• _Exercise instructions_
Locate every line in the material below that has the word "name". Copy each of those lines.

Start of Excerpted data

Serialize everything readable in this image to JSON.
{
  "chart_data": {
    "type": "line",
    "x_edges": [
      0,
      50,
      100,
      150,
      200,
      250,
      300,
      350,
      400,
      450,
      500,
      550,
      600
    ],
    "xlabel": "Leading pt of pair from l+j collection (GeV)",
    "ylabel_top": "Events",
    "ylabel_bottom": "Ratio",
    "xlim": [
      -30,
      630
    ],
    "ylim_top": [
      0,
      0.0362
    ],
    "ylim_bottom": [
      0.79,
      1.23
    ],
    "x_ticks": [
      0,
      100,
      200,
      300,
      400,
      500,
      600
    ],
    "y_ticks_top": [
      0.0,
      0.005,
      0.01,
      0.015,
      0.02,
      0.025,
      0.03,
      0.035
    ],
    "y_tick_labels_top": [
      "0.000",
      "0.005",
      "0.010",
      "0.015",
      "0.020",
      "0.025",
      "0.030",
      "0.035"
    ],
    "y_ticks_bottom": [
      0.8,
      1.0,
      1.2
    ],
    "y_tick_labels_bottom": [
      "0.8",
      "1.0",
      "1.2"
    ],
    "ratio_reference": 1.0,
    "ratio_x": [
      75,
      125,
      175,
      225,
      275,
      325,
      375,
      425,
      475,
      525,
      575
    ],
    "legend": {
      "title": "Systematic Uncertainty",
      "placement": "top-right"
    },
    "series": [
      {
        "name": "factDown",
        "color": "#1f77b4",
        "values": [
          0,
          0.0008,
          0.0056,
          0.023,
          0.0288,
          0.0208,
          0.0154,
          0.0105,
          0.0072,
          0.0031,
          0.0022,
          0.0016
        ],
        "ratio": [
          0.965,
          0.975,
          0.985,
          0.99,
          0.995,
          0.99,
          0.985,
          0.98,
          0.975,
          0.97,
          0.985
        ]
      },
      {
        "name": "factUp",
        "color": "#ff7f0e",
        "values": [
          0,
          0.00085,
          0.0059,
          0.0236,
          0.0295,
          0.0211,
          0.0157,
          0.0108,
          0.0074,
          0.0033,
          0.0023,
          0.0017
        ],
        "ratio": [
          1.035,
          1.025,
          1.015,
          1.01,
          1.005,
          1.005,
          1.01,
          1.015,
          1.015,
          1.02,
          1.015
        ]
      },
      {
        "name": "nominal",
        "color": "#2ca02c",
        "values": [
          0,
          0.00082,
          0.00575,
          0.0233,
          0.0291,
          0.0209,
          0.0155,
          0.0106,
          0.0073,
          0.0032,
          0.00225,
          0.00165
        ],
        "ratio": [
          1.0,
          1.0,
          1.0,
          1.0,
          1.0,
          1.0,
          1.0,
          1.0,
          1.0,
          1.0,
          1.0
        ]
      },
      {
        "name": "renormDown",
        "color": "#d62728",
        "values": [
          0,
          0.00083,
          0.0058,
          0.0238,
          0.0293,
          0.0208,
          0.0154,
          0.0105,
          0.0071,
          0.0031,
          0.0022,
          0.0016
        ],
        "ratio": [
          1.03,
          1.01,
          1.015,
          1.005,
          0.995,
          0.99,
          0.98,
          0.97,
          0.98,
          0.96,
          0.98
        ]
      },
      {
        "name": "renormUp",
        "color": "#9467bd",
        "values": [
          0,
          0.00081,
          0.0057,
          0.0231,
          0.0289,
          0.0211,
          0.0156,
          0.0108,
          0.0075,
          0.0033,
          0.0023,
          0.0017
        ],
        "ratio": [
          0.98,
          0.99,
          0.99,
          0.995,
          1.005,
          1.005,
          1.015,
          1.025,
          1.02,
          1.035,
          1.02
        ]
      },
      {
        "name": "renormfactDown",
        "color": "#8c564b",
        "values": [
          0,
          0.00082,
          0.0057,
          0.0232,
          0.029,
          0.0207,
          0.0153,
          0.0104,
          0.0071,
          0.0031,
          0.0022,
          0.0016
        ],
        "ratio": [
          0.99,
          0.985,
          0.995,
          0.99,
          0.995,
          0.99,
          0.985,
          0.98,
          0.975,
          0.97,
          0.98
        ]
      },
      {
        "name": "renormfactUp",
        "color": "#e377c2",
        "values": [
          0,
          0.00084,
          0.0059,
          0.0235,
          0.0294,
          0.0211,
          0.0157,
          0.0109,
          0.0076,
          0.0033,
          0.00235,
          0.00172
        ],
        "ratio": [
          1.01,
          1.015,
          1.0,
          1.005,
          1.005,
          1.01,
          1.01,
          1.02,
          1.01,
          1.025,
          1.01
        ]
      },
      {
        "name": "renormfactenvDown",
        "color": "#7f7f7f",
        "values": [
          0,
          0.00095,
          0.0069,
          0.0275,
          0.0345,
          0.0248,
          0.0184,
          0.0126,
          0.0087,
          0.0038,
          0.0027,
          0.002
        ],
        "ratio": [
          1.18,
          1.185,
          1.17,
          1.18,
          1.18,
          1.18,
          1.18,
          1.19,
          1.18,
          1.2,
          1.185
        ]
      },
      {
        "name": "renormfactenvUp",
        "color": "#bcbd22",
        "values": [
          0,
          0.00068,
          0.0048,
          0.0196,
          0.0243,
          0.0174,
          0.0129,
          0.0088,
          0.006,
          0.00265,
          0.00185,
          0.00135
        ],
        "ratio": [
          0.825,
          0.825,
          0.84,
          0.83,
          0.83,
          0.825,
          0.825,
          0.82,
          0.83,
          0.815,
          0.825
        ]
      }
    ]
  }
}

End of Excerpted data

• _Task response_
        "name": "factDown",
        "name": "factUp",
        "name": "nominal",
        "name": "renormDown",
        "name": "renormUp",
        "name": "renormfactDown",
        "name": "renormfactUp",
        "name": "renormfactenvDown",
        "name": "renormfactenvUp",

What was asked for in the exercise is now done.